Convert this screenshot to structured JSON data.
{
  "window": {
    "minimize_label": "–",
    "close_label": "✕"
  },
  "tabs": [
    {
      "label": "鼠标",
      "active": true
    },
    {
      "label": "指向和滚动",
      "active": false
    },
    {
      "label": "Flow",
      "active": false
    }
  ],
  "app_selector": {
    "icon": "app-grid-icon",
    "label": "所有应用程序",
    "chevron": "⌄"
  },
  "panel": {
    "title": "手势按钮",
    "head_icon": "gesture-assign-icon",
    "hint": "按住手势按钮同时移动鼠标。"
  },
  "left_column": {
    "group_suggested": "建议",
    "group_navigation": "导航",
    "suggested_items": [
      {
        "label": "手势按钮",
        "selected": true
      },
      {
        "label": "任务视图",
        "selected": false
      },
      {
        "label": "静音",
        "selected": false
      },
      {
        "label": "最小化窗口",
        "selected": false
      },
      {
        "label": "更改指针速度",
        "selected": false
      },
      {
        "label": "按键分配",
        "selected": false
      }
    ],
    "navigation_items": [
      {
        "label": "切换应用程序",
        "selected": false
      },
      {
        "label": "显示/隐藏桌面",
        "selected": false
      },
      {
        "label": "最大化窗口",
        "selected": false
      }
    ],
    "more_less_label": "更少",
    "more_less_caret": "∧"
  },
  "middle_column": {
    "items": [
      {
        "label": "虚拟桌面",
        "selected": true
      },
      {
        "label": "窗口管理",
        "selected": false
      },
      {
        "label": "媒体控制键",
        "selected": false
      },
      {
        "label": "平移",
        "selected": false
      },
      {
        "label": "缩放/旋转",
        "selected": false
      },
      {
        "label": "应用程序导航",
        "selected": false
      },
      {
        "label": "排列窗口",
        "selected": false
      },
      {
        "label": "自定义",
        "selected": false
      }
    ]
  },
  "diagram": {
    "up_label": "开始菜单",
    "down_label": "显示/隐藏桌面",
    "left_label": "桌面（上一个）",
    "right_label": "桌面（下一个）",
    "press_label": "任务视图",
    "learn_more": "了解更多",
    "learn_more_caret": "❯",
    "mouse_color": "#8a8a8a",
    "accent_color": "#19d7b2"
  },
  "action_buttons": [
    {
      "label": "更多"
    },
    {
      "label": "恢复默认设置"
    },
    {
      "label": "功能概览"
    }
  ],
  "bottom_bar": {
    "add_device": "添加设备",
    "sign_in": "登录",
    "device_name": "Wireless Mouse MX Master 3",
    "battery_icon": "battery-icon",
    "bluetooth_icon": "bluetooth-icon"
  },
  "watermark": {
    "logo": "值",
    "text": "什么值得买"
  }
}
════════
__Prompt__: What is the number of lines in the records that contain the string "icon"? Give only that number.

__Result__: 4